PROBLEM DESCRIPTION. Copy the e-skimmer write-up below word for word, from "## Technical Details" up to and including "CMS like Magento/Shopify)".

PAGE EXTRACT.

## Technical Details
- **Type:** Malware family (E-skimmers) and Fraudulent Infrastructure
- **Platform:** Web-based E-commerce platforms (PHP, JavaScript, CMS like Magento/Shopify)
- **Capabilities:** Automated card data harvesting, centralized C2 management, automated card validity testing (checking), and merchant account spoofing.
- **First Seen:** Magecart activity is long-standing; "Sniffer by Fleras" and "AcceptCar" identified as dominant in 2025.
## MITRE ATT&CK Mapping
- **[TA0001 - Initial Access]**
- [T1189 - Drive-by Compromise]
- [T1190 - Exploit Public-Facing Application]
- **[TA0003 - Persistence]**
- [T1505.003 - Server Software Component: Web Shell]
- **[TA0006 - Credential Access]**
- [T1559 - Inter-Process Communication (specifically via web API/hooks)]
- [T1539 - Steal Web Session Cookie]
- **[TA0009 - Collection]**
- [T1185 - Browser Session Hijacking]
- [T1602 - Data from Configuration Repository]
- **[TA0010 - Exfiltration]**
- [T1041 - Exfiltration Over C2 Channel]
## Functionality
### Core Capabilities
- **Web Injection:** Injecting malicious JavaScript (skimmers) into checkout pages to capture PII and payment card industry (PCI) data in real-time.

EXTRACTED DATA.
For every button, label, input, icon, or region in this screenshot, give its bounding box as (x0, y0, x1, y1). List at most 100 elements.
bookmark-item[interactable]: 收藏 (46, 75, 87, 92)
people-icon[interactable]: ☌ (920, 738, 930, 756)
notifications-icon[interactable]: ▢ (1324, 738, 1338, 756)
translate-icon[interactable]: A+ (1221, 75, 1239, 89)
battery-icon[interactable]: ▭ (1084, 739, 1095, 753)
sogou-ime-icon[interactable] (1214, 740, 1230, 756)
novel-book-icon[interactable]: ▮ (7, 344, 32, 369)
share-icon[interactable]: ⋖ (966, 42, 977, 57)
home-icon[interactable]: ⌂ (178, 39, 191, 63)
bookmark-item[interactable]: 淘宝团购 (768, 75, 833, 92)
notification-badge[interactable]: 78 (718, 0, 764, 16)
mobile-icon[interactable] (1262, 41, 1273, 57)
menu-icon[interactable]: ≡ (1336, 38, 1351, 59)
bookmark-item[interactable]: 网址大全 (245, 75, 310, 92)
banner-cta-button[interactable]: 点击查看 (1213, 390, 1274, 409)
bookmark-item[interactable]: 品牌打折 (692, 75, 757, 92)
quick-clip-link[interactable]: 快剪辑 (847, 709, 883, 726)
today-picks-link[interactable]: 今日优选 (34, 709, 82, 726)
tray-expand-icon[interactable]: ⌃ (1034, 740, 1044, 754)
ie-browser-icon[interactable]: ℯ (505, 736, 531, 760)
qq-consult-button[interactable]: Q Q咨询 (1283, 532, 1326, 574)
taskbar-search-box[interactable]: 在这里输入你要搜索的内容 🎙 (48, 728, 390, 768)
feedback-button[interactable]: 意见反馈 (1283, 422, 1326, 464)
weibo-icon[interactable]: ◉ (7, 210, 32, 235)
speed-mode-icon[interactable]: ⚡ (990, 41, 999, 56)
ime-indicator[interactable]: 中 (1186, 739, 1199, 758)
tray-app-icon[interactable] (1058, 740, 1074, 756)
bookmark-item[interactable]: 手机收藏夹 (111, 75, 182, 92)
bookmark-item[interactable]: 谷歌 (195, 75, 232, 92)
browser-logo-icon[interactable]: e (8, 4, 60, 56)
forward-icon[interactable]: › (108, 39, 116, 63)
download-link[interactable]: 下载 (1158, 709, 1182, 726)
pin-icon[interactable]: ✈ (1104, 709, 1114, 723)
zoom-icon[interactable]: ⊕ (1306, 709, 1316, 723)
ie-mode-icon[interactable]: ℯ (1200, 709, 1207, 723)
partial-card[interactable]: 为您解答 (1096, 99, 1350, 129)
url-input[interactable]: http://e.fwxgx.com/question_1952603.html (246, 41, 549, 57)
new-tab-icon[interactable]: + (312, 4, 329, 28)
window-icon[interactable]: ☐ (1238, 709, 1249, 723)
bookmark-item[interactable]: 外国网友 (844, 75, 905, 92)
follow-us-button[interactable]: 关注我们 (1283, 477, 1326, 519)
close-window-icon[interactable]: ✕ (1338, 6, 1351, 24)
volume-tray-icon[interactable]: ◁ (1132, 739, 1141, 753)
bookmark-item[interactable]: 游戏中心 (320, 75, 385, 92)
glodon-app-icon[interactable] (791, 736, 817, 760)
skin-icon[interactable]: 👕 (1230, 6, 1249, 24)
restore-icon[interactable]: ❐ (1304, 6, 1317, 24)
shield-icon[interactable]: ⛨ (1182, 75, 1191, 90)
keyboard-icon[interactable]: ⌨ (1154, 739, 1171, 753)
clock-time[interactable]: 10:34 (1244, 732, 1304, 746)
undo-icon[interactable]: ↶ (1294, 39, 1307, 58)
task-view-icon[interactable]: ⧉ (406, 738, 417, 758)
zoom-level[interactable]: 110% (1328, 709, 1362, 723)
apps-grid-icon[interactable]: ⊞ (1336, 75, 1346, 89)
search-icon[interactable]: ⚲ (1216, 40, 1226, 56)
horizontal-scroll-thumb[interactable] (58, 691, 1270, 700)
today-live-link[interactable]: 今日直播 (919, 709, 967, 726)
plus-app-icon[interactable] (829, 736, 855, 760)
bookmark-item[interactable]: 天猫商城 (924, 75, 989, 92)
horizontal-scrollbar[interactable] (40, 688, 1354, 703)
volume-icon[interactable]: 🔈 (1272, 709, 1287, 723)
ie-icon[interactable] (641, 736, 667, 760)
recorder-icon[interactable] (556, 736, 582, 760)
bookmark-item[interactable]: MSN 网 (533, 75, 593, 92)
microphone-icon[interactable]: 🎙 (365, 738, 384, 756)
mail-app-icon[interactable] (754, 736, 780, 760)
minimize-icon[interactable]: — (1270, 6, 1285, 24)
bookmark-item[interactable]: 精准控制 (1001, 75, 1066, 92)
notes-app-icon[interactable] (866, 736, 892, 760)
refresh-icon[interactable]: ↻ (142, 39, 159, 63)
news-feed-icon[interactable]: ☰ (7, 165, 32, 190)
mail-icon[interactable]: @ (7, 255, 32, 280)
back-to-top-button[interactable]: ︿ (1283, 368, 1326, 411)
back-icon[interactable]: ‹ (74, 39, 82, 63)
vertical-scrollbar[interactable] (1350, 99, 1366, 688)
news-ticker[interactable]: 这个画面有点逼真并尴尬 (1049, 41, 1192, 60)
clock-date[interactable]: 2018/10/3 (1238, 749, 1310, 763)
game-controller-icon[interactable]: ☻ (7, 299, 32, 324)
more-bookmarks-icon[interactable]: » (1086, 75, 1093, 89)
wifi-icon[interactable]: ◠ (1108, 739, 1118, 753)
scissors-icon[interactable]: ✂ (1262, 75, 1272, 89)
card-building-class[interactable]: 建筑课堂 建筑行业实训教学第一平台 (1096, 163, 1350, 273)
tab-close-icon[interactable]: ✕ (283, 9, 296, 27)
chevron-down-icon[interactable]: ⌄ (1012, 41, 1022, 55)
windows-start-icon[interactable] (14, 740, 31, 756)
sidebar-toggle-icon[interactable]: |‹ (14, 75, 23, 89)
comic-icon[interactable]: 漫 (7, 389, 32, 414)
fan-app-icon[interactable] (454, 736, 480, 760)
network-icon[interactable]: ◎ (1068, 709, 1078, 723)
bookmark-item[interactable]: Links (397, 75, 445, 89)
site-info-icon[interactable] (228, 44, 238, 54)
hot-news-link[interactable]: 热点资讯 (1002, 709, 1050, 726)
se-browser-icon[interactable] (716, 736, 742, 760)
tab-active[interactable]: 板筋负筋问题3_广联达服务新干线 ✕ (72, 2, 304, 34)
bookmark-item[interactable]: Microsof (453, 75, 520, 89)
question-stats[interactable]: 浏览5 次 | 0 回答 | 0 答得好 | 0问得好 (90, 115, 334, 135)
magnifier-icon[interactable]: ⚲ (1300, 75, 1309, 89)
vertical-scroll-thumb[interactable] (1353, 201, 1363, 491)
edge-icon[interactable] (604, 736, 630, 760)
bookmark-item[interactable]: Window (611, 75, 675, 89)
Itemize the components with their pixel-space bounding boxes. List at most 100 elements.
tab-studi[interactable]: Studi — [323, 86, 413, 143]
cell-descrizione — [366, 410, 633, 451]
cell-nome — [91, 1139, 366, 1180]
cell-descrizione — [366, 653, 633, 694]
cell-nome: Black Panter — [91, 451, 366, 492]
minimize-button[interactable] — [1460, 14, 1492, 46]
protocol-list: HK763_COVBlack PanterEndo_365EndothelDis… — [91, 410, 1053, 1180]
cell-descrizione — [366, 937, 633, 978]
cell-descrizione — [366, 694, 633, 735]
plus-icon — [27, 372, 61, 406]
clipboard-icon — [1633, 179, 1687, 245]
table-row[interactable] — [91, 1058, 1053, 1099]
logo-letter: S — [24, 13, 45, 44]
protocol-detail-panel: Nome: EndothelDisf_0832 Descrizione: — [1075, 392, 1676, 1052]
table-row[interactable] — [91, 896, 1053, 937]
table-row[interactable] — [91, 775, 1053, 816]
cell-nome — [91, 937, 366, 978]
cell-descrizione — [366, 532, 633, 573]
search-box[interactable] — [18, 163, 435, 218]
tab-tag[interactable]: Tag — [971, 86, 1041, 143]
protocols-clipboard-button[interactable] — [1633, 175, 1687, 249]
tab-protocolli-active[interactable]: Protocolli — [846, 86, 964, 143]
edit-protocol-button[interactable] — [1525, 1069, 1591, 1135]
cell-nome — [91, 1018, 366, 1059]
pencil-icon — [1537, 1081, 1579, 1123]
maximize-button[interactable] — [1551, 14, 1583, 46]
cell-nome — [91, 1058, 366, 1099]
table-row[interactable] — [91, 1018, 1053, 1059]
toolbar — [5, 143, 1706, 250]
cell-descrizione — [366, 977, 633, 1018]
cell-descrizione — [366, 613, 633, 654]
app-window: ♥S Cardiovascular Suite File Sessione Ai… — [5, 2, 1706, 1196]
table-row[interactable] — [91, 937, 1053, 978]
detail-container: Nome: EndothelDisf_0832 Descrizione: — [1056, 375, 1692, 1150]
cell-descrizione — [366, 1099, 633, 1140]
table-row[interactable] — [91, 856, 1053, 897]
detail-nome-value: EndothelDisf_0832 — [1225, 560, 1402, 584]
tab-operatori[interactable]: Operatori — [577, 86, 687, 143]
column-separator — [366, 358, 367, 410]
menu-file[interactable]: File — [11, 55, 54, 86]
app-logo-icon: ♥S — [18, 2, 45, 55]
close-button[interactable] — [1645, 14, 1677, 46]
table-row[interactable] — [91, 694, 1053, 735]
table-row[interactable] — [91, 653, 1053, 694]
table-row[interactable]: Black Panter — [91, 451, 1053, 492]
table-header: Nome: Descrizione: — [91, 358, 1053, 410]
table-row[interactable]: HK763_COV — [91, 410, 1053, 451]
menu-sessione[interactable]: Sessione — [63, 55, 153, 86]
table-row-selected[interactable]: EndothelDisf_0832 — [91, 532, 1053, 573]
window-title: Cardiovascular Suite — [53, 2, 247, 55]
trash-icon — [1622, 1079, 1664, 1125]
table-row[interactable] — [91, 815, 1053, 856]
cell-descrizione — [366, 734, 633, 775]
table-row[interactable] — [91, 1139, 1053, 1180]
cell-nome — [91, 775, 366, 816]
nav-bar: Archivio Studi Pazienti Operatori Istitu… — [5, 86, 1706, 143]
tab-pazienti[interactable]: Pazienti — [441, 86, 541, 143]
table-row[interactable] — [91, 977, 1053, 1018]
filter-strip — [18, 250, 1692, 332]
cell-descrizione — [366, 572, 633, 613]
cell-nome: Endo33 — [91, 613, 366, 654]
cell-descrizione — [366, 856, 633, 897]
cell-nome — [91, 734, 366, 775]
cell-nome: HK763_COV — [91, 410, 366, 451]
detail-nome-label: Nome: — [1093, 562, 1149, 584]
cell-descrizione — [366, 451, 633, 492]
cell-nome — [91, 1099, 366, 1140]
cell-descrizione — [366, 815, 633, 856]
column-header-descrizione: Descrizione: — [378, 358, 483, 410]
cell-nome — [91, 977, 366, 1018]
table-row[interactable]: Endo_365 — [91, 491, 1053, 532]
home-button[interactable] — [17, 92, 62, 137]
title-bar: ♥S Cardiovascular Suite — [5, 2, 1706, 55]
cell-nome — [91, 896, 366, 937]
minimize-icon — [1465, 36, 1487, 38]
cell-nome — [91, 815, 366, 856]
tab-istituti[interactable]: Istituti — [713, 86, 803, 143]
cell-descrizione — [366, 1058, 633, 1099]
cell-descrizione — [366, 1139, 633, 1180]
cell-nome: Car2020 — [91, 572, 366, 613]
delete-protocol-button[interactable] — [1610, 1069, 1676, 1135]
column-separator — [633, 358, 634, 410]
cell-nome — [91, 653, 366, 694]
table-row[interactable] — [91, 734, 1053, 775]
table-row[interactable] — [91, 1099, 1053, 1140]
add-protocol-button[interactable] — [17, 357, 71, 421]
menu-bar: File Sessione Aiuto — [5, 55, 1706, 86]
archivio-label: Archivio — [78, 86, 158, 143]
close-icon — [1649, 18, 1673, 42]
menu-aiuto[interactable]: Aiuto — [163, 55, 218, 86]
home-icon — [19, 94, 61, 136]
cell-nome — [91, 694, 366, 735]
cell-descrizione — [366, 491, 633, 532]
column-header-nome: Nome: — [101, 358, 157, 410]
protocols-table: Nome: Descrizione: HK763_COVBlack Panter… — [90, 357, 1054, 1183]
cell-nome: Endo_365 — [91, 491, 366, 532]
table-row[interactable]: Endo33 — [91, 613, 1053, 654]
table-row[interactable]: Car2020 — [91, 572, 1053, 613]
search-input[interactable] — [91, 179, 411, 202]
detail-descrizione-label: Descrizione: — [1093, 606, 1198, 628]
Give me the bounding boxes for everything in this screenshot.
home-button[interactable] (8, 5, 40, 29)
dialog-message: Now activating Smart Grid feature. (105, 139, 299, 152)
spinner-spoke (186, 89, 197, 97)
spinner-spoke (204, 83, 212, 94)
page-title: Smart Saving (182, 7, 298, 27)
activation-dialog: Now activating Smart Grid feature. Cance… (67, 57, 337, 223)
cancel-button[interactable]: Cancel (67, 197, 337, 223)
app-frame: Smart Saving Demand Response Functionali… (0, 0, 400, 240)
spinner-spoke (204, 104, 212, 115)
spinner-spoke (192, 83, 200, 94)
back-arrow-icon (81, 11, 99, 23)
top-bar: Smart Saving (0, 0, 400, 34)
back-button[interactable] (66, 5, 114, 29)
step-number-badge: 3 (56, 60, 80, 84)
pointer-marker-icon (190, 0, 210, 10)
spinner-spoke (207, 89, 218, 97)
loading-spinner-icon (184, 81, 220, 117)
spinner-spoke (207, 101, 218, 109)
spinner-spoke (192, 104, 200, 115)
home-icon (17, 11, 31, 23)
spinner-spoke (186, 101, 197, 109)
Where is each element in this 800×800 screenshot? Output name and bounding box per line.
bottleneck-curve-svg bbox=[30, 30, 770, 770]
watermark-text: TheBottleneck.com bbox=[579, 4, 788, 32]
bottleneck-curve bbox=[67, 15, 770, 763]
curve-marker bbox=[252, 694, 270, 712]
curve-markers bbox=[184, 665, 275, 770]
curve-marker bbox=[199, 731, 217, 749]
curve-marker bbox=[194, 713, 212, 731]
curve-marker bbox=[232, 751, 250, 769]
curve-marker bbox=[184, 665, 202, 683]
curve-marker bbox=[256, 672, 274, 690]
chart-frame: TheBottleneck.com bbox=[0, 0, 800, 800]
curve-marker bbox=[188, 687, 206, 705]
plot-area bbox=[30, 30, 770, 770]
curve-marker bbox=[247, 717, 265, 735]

OUTPUT BELOW.
## Technical Details
- **Type:** Malware family (E-skimmers) and Fraudulent Infrastructure
- **Platform:** Web-based E-commerce platforms (PHP, JavaScript, CMS like Magento/Shopify)